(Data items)
┄┄┄┄┄┄
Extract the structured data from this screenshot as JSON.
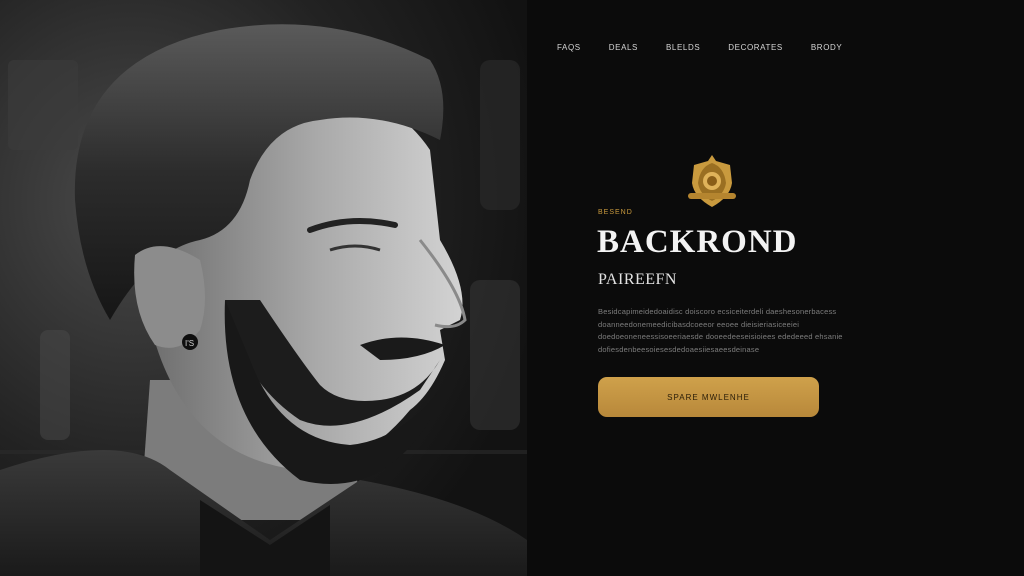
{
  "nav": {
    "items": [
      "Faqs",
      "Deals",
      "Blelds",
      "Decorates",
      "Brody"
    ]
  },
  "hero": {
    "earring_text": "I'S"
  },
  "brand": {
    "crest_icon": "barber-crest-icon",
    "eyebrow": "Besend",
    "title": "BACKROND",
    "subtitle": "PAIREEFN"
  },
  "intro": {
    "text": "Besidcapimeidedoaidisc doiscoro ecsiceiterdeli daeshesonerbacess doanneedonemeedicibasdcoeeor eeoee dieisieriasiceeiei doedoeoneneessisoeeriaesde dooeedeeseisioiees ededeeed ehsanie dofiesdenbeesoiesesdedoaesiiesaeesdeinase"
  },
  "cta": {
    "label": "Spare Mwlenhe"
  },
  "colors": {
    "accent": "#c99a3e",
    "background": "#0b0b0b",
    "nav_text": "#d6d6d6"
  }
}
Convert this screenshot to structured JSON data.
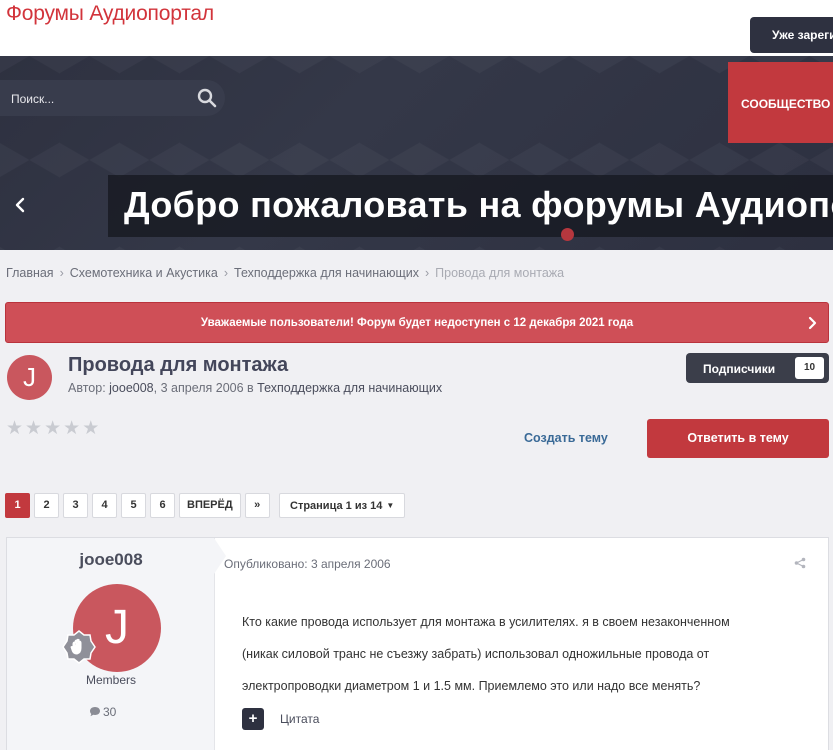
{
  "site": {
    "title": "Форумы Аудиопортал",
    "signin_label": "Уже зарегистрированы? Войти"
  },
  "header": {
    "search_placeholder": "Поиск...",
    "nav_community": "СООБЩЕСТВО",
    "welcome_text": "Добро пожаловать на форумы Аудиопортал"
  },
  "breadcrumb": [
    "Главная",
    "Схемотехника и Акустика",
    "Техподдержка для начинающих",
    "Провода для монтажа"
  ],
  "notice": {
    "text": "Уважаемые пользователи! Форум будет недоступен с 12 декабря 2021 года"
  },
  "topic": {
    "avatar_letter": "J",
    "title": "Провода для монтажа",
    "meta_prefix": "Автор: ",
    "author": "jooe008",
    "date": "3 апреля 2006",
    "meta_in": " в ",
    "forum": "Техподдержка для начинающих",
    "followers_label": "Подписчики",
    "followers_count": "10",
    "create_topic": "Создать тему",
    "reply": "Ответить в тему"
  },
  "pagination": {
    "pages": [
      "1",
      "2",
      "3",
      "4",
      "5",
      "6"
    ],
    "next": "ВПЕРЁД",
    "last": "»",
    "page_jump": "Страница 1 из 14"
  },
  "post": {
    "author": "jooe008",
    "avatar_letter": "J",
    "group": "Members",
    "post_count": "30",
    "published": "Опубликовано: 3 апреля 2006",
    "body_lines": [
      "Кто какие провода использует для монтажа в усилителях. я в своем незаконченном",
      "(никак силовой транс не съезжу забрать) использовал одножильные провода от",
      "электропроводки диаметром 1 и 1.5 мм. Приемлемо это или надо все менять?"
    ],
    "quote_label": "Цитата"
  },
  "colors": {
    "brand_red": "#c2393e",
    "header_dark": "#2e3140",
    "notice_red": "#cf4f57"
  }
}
┄┄┄┄┄┄
- [GIVEN PROBLEM]
Leave out the pictures and transcribe the entries above exactly.

- [CORRECT RESPONSE]
Extract the structured data from this screenshot as JSON.
{
  "nav": {
    "items": [
      "Faqs",
      "Deals",
      "Blelds",
      "Decorates",
      "Brody"
    ]
  },
  "hero": {
    "earring_text": "I'S"
  },
  "brand": {
    "crest_icon": "barber-crest-icon",
    "eyebrow": "Besend",
    "title": "BACKROND",
    "subtitle": "PAIREEFN"
  },
  "intro": {
    "text": "Besidcapimeidedoaidisc doiscoro ecsiceiterdeli daeshesonerbacess doanneedonemeedicibasdcoeeor eeoee dieisieriasiceeiei doedoeoneneessisoeeriaesde dooeedeeseisioiees ededeeed ehsanie dofiesdenbeesoiesesdedoaesiiesaeesdeinase"
  },
  "cta": {
    "label": "Spare Mwlenhe"
  },
  "colors": {
    "accent": "#c99a3e",
    "background": "#0b0b0b",
    "nav_text": "#d6d6d6"
  }
}
Convert this screenshot to structured JSON data.
{
  "site": {
    "title": "Форумы Аудиопортал",
    "signin_label": "Уже зарегистрированы? Войти"
  },
  "header": {
    "search_placeholder": "Поиск...",
    "nav_community": "СООБЩЕСТВО",
    "welcome_text": "Добро пожаловать на форумы Аудиопортал"
  },
  "breadcrumb": [
    "Главная",
    "Схемотехника и Акустика",
    "Техподдержка для начинающих",
    "Провода для монтажа"
  ],
  "notice": {
    "text": "Уважаемые пользователи! Форум будет недоступен с 12 декабря 2021 года"
  },
  "topic": {
    "avatar_letter": "J",
    "title": "Провода для монтажа",
    "meta_prefix": "Автор: ",
    "author": "jooe008",
    "date": "3 апреля 2006",
    "meta_in": " в ",
    "forum": "Техподдержка для начинающих",
    "followers_label": "Подписчики",
    "followers_count": "10",
    "create_topic": "Создать тему",
    "reply": "Ответить в тему"
  },
  "pagination": {
    "pages": [
      "1",
      "2",
      "3",
      "4",
      "5",
      "6"
    ],
    "next": "ВПЕРЁД",
    "last": "»",
    "page_jump": "Страница 1 из 14"
  },
  "post": {
    "author": "jooe008",
    "avatar_letter": "J",
    "group": "Members",
    "post_count": "30",
    "published": "Опубликовано: 3 апреля 2006",
    "body_lines": [
      "Кто какие провода использует для монтажа в усилителях. я в своем незаконченном",
      "(никак силовой транс не съезжу забрать) использовал одножильные провода от",
      "электропроводки диаметром 1 и 1.5 мм. Приемлемо это или надо все менять?"
    ],
    "quote_label": "Цитата"
  },
  "colors": {
    "brand_red": "#c2393e",
    "header_dark": "#2e3140",
    "notice_red": "#cf4f57"
  }
}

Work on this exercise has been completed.